Direction: Give only the number of lines in the records below that contain the word "name".

[Figure content listings]
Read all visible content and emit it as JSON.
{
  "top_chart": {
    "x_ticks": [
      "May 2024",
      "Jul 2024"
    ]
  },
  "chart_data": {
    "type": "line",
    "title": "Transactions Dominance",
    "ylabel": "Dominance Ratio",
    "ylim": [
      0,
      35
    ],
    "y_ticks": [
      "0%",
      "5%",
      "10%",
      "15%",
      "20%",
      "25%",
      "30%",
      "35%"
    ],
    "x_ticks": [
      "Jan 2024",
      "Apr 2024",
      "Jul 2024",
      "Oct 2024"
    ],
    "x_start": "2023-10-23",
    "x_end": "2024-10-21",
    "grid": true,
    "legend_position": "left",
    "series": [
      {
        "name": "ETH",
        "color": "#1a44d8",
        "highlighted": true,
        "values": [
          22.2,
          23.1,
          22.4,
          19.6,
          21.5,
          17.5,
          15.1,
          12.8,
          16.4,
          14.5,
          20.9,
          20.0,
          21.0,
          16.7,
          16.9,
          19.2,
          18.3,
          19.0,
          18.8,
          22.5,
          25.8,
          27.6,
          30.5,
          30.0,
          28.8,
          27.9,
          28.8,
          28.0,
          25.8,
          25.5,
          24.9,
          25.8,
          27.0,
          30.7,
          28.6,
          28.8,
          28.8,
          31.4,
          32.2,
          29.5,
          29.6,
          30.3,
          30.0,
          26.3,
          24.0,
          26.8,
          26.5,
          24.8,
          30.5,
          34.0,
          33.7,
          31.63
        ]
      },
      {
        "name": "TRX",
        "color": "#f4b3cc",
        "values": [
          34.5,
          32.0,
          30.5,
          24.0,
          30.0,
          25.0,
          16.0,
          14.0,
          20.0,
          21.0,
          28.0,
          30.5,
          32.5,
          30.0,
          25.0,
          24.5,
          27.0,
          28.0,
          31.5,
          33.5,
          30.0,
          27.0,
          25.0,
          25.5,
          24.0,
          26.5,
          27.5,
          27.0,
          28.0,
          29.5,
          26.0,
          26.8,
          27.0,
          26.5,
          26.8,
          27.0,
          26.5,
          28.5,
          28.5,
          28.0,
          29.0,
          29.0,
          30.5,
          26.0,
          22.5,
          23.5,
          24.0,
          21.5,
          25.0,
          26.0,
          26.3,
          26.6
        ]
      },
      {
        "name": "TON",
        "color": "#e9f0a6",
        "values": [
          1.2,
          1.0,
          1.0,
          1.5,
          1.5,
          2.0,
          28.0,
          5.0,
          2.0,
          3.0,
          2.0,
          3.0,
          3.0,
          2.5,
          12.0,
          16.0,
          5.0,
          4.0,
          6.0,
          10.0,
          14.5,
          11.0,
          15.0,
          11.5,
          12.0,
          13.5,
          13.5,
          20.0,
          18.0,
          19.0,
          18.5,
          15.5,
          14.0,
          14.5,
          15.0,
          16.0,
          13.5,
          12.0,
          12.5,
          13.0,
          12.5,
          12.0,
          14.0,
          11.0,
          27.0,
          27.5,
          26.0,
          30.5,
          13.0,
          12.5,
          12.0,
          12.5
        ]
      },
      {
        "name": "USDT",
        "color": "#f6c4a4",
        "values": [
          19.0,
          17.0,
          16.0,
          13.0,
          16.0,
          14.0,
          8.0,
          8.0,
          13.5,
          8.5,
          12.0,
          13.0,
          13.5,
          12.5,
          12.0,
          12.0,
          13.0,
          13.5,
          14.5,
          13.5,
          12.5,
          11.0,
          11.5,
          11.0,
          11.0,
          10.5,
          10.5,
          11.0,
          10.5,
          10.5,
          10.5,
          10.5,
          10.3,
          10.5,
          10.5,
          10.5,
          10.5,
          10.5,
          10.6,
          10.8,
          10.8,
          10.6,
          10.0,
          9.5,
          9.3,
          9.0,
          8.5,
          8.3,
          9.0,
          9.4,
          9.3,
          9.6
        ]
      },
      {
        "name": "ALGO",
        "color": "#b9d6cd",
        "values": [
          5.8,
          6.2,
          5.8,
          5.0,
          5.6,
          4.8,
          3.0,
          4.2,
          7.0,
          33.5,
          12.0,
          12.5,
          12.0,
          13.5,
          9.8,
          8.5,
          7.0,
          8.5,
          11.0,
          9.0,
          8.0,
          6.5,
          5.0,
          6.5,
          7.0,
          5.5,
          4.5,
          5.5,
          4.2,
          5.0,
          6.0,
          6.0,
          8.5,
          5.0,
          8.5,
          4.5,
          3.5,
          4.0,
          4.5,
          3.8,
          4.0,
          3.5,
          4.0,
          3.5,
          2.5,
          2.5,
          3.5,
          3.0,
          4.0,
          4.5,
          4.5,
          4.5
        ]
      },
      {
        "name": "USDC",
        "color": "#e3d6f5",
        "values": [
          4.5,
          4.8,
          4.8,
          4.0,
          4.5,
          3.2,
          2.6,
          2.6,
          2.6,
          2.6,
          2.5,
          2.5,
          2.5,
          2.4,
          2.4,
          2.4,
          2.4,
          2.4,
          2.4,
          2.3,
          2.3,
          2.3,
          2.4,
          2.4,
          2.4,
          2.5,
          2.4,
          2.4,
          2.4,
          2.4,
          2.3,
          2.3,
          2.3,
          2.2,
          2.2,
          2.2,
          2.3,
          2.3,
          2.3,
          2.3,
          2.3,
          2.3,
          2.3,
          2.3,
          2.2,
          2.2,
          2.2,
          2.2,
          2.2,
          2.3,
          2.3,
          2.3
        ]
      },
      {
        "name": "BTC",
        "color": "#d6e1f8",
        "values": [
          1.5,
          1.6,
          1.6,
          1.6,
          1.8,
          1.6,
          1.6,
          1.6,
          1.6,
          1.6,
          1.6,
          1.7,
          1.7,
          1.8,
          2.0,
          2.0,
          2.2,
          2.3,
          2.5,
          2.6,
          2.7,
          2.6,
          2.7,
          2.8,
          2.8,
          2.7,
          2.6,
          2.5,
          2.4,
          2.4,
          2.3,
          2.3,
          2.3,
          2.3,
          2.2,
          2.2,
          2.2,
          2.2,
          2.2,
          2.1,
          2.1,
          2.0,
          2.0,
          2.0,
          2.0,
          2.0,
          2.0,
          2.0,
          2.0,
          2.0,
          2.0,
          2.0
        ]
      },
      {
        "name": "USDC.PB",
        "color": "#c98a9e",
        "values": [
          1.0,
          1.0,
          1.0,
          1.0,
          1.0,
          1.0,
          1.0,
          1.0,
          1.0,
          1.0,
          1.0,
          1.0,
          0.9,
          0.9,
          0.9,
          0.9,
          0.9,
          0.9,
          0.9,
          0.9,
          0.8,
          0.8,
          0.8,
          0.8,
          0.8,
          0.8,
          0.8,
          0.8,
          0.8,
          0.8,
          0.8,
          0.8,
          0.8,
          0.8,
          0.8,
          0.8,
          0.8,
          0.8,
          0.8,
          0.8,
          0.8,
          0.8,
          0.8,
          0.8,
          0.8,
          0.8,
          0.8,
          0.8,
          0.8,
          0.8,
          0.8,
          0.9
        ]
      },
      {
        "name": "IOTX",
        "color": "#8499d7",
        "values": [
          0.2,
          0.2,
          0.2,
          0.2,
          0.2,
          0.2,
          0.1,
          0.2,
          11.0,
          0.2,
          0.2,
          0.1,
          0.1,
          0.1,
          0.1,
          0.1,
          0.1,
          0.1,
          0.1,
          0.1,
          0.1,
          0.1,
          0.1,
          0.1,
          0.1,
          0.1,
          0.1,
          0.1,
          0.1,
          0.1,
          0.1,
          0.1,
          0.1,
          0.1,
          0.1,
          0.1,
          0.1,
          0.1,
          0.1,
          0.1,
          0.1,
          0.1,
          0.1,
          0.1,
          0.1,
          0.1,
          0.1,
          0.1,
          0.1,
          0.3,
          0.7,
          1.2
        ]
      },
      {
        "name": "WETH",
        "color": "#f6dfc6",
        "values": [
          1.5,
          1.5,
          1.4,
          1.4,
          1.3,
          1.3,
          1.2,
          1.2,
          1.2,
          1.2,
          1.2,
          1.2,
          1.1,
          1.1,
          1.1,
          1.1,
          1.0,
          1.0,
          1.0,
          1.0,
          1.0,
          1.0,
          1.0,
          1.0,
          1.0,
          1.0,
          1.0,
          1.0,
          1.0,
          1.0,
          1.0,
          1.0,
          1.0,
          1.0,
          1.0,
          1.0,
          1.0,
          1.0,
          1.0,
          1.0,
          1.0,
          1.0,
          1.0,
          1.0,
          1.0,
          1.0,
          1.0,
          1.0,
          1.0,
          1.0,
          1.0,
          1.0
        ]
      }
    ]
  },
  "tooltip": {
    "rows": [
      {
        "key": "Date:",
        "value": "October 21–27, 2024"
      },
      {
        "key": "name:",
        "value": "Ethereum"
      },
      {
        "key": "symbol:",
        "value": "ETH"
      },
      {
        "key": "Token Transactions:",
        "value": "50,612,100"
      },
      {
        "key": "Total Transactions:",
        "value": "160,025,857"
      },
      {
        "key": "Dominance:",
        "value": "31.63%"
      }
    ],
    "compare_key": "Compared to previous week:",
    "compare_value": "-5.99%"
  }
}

Result for this exercise: 11